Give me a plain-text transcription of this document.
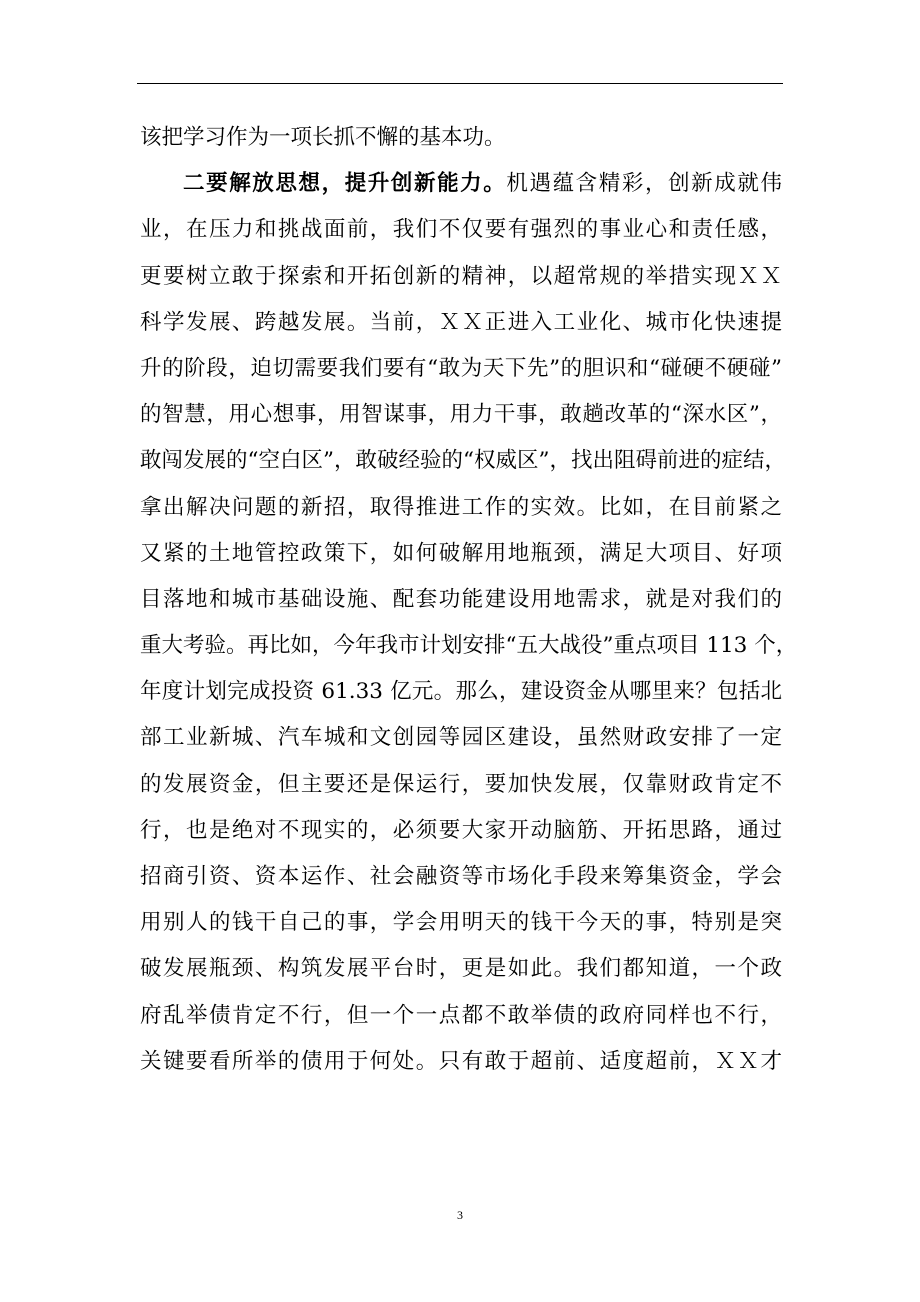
该把学习作为一项长抓不懈的基本功。
二要解放思想，提升创新能力。机遇蕴含精彩，创新成就伟
业，在压力和挑战面前，我们不仅要有强烈的事业心和责任感，
更要树立敢于探索和开拓创新的精神，以超常规的举措实现ＸＸ
科学发展、跨越发展。当前，ＸＸ正进入工业化、城市化快速提
升的阶段，迫切需要我们要有“敢为天下先”的胆识和“碰硬不硬碰”
的智慧，用心想事，用智谋事，用力干事，敢趟改革的“深水区”，
敢闯发展的“空白区”，敢破经验的“权威区”，找出阻碍前进的症结，
拿出解决问题的新招，取得推进工作的实效。比如，在目前紧之
又紧的土地管控政策下，如何破解用地瓶颈，满足大项目、好项
目落地和城市基础设施、配套功能建设用地需求，就是对我们的
重大考验。再比如，今年我市计划安排“五大战役”重点项目 113 个，
年度计划完成投资 61.33 亿元。那么，建设资金从哪里来？包括北
部工业新城、汽车城和文创园等园区建设，虽然财政安排了一定
的发展资金，但主要还是保运行，要加快发展，仅靠财政肯定不
行，也是绝对不现实的，必须要大家开动脑筋、开拓思路，通过
招商引资、资本运作、社会融资等市场化手段来筹集资金，学会
用别人的钱干自己的事，学会用明天的钱干今天的事，特别是突
破发展瓶颈、构筑发展平台时，更是如此。我们都知道，一个政
府乱举债肯定不行，但一个一点都不敢举债的政府同样也不行，
关键要看所举的债用于何处。只有敢于超前、适度超前，ＸＸ才
3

# YOUR INSTRUCTIONS
Your copy of the data above should match it exactly, except that pictures are left out.

# EXERCISE RESPONSE
Give me a plain-text transcription of this document.
该把学习作为一项长抓不懈的基本功。
二要解放思想，提升创新能力。机遇蕴含精彩，创新成就伟
业，在压力和挑战面前，我们不仅要有强烈的事业心和责任感，
更要树立敢于探索和开拓创新的精神，以超常规的举措实现ＸＸ
科学发展、跨越发展。当前，ＸＸ正进入工业化、城市化快速提
升的阶段，迫切需要我们要有“敢为天下先”的胆识和“碰硬不硬碰”
的智慧，用心想事，用智谋事，用力干事，敢趟改革的“深水区”，
敢闯发展的“空白区”，敢破经验的“权威区”，找出阻碍前进的症结，
拿出解决问题的新招，取得推进工作的实效。比如，在目前紧之
又紧的土地管控政策下，如何破解用地瓶颈，满足大项目、好项
目落地和城市基础设施、配套功能建设用地需求，就是对我们的
重大考验。再比如，今年我市计划安排“五大战役”重点项目 113 个，
年度计划完成投资 61.33 亿元。那么，建设资金从哪里来？包括北
部工业新城、汽车城和文创园等园区建设，虽然财政安排了一定
的发展资金，但主要还是保运行，要加快发展，仅靠财政肯定不
行，也是绝对不现实的，必须要大家开动脑筋、开拓思路，通过
招商引资、资本运作、社会融资等市场化手段来筹集资金，学会
用别人的钱干自己的事，学会用明天的钱干今天的事，特别是突
破发展瓶颈、构筑发展平台时，更是如此。我们都知道，一个政
府乱举债肯定不行，但一个一点都不敢举债的政府同样也不行，
关键要看所举的债用于何处。只有敢于超前、适度超前，ＸＸ才
3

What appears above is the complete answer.